[Dataset records]
::::::
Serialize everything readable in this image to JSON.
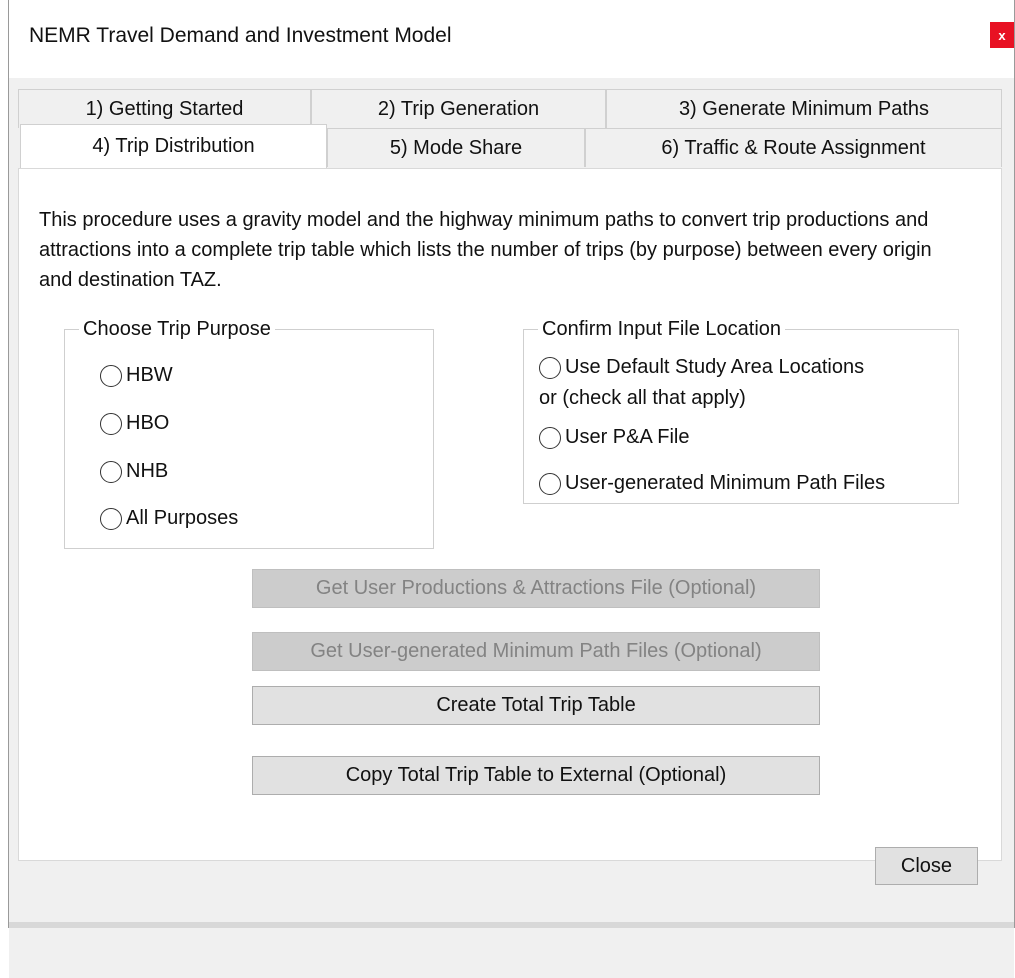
{
  "window": {
    "title": "NEMR Travel Demand and Investment Model",
    "close_glyph": "x"
  },
  "tabs": [
    {
      "label": "1) Getting Started"
    },
    {
      "label": "2) Trip Generation"
    },
    {
      "label": "3) Generate Minimum Paths"
    },
    {
      "label": "4) Trip Distribution"
    },
    {
      "label": "5) Mode Share"
    },
    {
      "label": "6) Traffic & Route Assignment"
    }
  ],
  "panel": {
    "description": "This procedure uses a gravity model and the highway minimum paths to convert trip productions and attractions into a complete trip table which lists the number of trips (by purpose) between every origin and destination TAZ.",
    "trip_purpose": {
      "legend": "Choose Trip Purpose",
      "options": [
        "HBW",
        "HBO",
        "NHB",
        "All Purposes"
      ]
    },
    "input_location": {
      "legend": "Confirm Input File Location",
      "default_option": "Use Default Study Area Locations",
      "note": "or (check all that apply)",
      "user_pa": "User P&A File",
      "user_minpath": "User-generated Minimum Path Files"
    },
    "buttons": {
      "get_pa": "Get User Productions & Attractions File (Optional)",
      "get_minpath": "Get User-generated Minimum Path Files (Optional)",
      "create_table": "Create Total Trip Table",
      "copy_table": "Copy Total Trip Table to External (Optional)"
    }
  },
  "footer": {
    "close_label": "Close"
  },
  "colors": {
    "close_red": "#e81123",
    "disabled_button": "#cccccc",
    "button_face": "#e1e1e1"
  }
}
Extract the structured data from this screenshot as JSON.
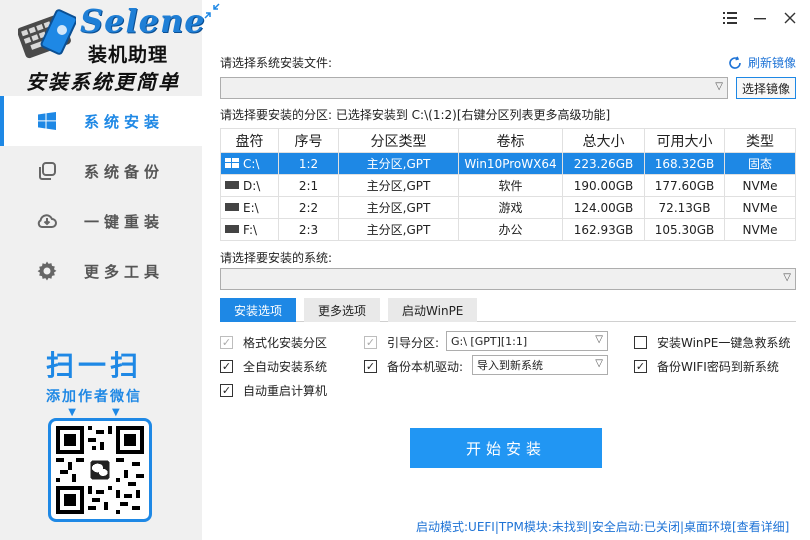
{
  "brand": {
    "name": "Selene",
    "subtitle": "装机助理",
    "slogan": "安装系统更简单"
  },
  "sidebar": {
    "items": [
      {
        "label": "系统安装",
        "icon": "windows-icon",
        "active": true
      },
      {
        "label": "系统备份",
        "icon": "copy-icon",
        "active": false
      },
      {
        "label": "一键重装",
        "icon": "cloud-icon",
        "active": false
      },
      {
        "label": "更多工具",
        "icon": "gear-icon",
        "active": false
      }
    ],
    "promo_title": "扫一扫",
    "promo_sub": "添加作者微信"
  },
  "file_section": {
    "label": "请选择系统安装文件:",
    "refresh_label": "刷新镜像",
    "file_value": "",
    "browse_label": "选择镜像"
  },
  "partition_section": {
    "label": "请选择要安装的分区: 已选择安装到 C:\\(1:2)[右键分区列表更多高级功能]",
    "columns": [
      "盘符",
      "序号",
      "分区类型",
      "卷标",
      "总大小",
      "可用大小",
      "类型"
    ],
    "rows": [
      {
        "drive": "C:\\",
        "index": "1:2",
        "ptype": "主分区,GPT",
        "volume": "Win10ProWX64",
        "total": "223.26GB",
        "free": "168.32GB",
        "media": "固态"
      },
      {
        "drive": "D:\\",
        "index": "2:1",
        "ptype": "主分区,GPT",
        "volume": "软件",
        "total": "190.00GB",
        "free": "177.60GB",
        "media": "NVMe"
      },
      {
        "drive": "E:\\",
        "index": "2:2",
        "ptype": "主分区,GPT",
        "volume": "游戏",
        "total": "124.00GB",
        "free": "72.13GB",
        "media": "NVMe"
      },
      {
        "drive": "F:\\",
        "index": "2:3",
        "ptype": "主分区,GPT",
        "volume": "办公",
        "total": "162.93GB",
        "free": "105.30GB",
        "media": "NVMe"
      }
    ]
  },
  "system_section": {
    "label": "请选择要安装的系统:",
    "value": ""
  },
  "tabs": [
    "安装选项",
    "更多选项",
    "启动WinPE"
  ],
  "options": {
    "format": "格式化安装分区",
    "auto_install": "全自动安装系统",
    "auto_restart": "自动重启计算机",
    "boot_partition": "引导分区:",
    "boot_value": "G:\\ [GPT][1:1]",
    "backup_driver": "备份本机驱动:",
    "backup_driver_value": "导入到新系统",
    "winpe_rescue": "安装WinPE一键急救系统",
    "backup_wifi": "备份WIFI密码到新系统"
  },
  "start_label": "开始安装",
  "status": {
    "text": "启动模式:UEFI|TPM模块:未找到|安全启动:已关闭|桌面环境",
    "link": "[查看详细]"
  },
  "colors": {
    "accent": "#1e88e5",
    "sidebar_bg": "#f0f0f0"
  }
}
::::::
## Exercise details
Look through the material above and pick out each line holding the word "Files".

## Task solution
      "user_minpath": "User-generated Minimum Path Files"
      "get_minpath": "Get User-generated Minimum Path Files (Optional)",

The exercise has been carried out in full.